TASK PROMPT » Copy the data below from its first line through the line containing "- formula2-eq2: =: [771, 425, 789, 462]", keeping every character unchanged.

** begin **

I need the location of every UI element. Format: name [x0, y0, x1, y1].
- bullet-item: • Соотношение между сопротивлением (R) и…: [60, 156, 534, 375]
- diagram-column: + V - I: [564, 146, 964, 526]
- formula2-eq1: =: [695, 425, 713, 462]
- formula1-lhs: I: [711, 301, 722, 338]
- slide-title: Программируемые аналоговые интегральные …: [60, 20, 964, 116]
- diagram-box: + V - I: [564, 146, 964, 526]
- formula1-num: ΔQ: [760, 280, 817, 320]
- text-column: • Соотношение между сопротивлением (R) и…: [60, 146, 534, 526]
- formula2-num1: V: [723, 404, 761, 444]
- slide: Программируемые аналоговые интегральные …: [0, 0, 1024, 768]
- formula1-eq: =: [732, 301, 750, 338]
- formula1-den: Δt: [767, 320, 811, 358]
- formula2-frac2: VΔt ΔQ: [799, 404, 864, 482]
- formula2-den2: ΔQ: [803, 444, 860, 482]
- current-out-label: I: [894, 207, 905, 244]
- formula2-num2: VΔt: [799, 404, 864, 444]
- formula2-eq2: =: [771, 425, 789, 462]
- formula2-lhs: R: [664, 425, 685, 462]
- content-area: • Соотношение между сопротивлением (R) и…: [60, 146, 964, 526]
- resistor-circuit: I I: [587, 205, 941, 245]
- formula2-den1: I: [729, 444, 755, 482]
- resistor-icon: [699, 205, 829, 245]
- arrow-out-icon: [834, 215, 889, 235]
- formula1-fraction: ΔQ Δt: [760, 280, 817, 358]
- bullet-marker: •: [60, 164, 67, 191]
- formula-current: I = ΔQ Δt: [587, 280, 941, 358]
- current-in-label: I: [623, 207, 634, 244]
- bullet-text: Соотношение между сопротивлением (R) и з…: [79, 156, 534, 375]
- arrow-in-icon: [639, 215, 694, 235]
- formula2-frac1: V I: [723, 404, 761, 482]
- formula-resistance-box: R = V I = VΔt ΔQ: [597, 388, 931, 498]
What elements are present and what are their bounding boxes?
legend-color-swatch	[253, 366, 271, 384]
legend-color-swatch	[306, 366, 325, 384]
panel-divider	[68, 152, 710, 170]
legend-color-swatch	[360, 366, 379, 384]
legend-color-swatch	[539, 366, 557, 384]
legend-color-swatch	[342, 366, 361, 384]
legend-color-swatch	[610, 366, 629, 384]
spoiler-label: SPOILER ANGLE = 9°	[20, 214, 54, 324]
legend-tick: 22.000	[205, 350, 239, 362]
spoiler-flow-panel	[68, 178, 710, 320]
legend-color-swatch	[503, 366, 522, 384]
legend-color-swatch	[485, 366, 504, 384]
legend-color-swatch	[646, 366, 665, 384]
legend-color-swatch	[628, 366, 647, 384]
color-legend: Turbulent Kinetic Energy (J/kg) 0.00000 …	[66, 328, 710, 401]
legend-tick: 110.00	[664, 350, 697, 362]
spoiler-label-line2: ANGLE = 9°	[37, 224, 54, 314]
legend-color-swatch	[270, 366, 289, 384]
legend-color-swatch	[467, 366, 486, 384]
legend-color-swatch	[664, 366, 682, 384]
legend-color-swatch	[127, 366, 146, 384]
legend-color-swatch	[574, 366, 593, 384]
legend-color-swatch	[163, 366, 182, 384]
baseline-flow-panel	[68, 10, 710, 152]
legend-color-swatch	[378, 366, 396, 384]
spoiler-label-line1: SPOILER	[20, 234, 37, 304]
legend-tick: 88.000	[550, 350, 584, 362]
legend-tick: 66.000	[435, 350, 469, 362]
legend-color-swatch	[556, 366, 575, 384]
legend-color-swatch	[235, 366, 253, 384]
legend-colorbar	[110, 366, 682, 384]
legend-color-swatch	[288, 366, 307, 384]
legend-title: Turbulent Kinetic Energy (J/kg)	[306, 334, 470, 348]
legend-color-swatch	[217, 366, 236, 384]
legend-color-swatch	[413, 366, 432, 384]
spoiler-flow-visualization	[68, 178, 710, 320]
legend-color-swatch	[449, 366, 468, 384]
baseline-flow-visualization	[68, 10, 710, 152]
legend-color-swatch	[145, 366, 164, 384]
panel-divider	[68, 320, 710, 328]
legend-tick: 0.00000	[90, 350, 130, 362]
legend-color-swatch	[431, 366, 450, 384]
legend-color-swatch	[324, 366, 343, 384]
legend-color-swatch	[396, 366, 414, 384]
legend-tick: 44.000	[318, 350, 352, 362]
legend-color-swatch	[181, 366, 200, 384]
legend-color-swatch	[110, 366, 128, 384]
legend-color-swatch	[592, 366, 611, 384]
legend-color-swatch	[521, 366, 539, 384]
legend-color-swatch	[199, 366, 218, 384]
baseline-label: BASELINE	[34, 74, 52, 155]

** end **

EXERCISE OUTPUT »
I need the location of every UI element. Format: name [x0, y0, x1, y1].
- bullet-item: • Соотношение между сопротивлением (R) и…: [60, 156, 534, 375]
- diagram-column: + V - I: [564, 146, 964, 526]
- formula2-eq1: =: [695, 425, 713, 462]
- formula1-lhs: I: [711, 301, 722, 338]
- slide-title: Программируемые аналоговые интегральные …: [60, 20, 964, 116]
- diagram-box: + V - I: [564, 146, 964, 526]
- formula1-num: ΔQ: [760, 280, 817, 320]
- text-column: • Соотношение между сопротивлением (R) и…: [60, 146, 534, 526]
- formula2-num1: V: [723, 404, 761, 444]
- slide: Программируемые аналоговые интегральные …: [0, 0, 1024, 768]
- formula1-eq: =: [732, 301, 750, 338]
- formula1-den: Δt: [767, 320, 811, 358]
- formula2-frac2: VΔt ΔQ: [799, 404, 864, 482]
- formula2-den2: ΔQ: [803, 444, 860, 482]
- current-out-label: I: [894, 207, 905, 244]
- formula2-num2: VΔt: [799, 404, 864, 444]
- formula2-eq2: =: [771, 425, 789, 462]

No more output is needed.